*Description of the task*:
Set down every record once more, exactly as given.
──────── Data section ────────
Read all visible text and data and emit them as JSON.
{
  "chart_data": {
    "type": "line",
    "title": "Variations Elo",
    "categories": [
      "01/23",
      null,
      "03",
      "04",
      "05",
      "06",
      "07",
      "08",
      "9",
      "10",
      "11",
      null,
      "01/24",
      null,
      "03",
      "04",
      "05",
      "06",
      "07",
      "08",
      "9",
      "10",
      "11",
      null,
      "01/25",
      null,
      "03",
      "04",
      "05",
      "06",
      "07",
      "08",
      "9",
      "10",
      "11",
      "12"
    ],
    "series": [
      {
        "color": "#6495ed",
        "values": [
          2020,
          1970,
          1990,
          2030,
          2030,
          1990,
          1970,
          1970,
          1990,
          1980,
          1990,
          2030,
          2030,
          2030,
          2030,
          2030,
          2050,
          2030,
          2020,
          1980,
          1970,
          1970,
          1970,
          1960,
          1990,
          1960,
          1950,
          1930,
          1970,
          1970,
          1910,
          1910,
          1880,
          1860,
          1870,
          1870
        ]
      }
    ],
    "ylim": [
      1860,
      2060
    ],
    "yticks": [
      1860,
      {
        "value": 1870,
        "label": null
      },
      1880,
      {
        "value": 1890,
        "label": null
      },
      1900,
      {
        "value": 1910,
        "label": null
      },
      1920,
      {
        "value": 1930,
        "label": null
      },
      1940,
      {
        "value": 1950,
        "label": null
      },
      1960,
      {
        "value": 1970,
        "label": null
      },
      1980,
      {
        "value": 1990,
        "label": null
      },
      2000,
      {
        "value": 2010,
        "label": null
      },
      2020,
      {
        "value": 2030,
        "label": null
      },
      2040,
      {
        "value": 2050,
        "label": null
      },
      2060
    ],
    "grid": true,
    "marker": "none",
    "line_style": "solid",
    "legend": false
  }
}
────────
*Output of the task*:
Read all visible text and data and emit them as JSON.
{
  "chart_data": {
    "type": "line",
    "title": "Variations Elo",
    "categories": [
      "01/23",
      null,
      "03",
      "04",
      "05",
      "06",
      "07",
      "08",
      "9",
      "10",
      "11",
      null,
      "01/24",
      null,
      "03",
      "04",
      "05",
      "06",
      "07",
      "08",
      "9",
      "10",
      "11",
      null,
      "01/25",
      null,
      "03",
      "04",
      "05",
      "06",
      "07",
      "08",
      "9",
      "10",
      "11",
      "12"
    ],
    "series": [
      {
        "color": "#6495ed",
        "values": [
          2020,
          1970,
          1990,
          2030,
          2030,
          1990,
          1970,
          1970,
          1990,
          1980,
          1990,
          2030,
          2030,
          2030,
          2030,
          2030,
          2050,
          2030,
          2020,
          1980,
          1970,
          1970,
          1970,
          1960,
          1990,
          1960,
          1950,
          1930,
          1970,
          1970,
          1910,
          1910,
          1880,
          1860,
          1870,
          1870
        ]
      }
    ],
    "ylim": [
      1860,
      2060
    ],
    "yticks": [
      1860,
      {
        "value": 1870,
        "label": null
      },
      1880,
      {
        "value": 1890,
        "label": null
      },
      1900,
      {
        "value": 1910,
        "label": null
      },
      1920,
      {
        "value": 1930,
        "label": null
      },
      1940,
      {
        "value": 1950,
        "label": null
      },
      1960,
      {
        "value": 1970,
        "label": null
      },
      1980,
      {
        "value": 1990,
        "label": null
      },
      2000,
      {
        "value": 2010,
        "label": null
      },
      2020,
      {
        "value": 2030,
        "label": null
      },
      2040,
      {
        "value": 2050,
        "label": null
      },
      2060
    ],
    "grid": true,
    "marker": "none",
    "line_style": "solid",
    "legend": false
  }
}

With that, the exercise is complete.